- OBJECTIVE -
Copy, unchanged, the stretch of rows from the very first line through the line containing "412, 376, 436]", including both ends.

- DATASET EXTRACT -
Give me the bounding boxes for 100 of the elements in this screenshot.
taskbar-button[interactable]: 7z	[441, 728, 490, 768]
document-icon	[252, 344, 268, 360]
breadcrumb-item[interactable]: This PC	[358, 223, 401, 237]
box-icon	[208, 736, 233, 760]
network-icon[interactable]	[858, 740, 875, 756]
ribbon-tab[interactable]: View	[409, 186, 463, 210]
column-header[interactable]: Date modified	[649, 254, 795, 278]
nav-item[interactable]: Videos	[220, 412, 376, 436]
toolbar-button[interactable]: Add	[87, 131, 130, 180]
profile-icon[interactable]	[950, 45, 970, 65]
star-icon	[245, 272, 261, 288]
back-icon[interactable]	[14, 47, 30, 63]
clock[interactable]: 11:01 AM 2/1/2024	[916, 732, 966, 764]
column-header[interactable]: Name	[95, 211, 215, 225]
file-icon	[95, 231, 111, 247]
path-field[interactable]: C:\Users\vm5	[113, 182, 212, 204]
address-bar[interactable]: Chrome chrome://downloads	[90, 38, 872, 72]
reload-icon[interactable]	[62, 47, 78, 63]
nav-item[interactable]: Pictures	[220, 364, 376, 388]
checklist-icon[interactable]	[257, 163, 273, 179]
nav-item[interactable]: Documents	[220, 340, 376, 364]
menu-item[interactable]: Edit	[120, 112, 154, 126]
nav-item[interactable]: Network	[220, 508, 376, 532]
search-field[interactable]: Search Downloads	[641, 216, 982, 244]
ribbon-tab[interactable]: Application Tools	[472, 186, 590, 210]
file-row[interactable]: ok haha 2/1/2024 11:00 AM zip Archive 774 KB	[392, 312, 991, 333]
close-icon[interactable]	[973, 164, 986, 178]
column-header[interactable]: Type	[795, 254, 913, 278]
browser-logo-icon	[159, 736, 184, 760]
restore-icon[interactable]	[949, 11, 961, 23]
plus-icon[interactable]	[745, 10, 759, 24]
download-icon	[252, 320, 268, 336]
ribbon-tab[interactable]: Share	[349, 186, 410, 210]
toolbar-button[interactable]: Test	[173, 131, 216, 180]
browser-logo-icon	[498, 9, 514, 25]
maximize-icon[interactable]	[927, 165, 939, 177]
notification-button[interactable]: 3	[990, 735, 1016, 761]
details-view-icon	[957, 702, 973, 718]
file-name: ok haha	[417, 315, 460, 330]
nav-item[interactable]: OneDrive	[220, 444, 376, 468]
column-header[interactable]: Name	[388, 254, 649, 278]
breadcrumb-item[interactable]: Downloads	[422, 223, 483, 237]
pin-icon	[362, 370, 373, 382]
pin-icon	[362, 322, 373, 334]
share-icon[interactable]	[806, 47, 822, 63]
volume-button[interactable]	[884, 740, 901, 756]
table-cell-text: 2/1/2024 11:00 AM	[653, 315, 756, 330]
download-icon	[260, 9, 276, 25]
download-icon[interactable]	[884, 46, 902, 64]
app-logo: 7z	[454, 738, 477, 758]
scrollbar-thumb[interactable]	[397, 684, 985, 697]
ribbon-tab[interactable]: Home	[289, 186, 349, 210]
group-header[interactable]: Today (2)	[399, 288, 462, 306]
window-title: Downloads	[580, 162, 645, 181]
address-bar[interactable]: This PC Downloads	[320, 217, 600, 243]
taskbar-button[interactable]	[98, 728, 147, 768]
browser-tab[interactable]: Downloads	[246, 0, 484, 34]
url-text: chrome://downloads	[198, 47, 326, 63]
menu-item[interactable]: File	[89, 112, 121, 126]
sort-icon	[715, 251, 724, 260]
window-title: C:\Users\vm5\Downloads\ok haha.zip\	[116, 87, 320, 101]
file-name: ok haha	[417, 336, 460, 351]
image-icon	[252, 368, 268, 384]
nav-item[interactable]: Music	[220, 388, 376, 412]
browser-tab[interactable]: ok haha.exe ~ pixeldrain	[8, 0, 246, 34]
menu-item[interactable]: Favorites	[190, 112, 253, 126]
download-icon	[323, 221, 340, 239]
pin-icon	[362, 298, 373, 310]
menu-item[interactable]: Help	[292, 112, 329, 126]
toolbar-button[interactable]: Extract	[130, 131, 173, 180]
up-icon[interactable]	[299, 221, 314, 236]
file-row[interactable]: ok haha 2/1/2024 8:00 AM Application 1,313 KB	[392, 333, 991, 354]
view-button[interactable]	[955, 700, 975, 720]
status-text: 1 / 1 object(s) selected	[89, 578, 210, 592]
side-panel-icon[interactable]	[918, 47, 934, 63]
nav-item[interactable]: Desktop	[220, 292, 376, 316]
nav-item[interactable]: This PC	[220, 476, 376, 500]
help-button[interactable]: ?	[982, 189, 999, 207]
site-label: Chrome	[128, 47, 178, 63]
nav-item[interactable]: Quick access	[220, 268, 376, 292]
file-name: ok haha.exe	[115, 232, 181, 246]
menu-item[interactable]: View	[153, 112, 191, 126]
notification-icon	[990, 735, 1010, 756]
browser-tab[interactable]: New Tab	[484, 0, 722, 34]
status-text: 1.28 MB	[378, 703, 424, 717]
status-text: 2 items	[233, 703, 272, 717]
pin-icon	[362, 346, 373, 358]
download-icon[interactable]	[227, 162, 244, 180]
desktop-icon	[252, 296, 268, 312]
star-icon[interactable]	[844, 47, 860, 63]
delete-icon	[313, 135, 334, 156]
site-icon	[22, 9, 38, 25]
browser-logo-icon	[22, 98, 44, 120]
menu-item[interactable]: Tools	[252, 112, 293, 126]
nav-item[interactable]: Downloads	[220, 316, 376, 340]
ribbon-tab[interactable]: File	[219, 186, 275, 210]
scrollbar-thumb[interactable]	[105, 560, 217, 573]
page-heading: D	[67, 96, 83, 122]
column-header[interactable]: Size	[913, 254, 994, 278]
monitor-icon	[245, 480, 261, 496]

- SOLUTION TO THIS EXERCISE -
Give me the bounding boxes for 100 of the elements in this screenshot.
taskbar-button[interactable]: 7z	[441, 728, 490, 768]
document-icon	[252, 344, 268, 360]
breadcrumb-item[interactable]: This PC	[358, 223, 401, 237]
box-icon	[208, 736, 233, 760]
network-icon[interactable]	[858, 740, 875, 756]
ribbon-tab[interactable]: View	[409, 186, 463, 210]
column-header[interactable]: Date modified	[649, 254, 795, 278]
nav-item[interactable]: Videos	[220, 412, 376, 436]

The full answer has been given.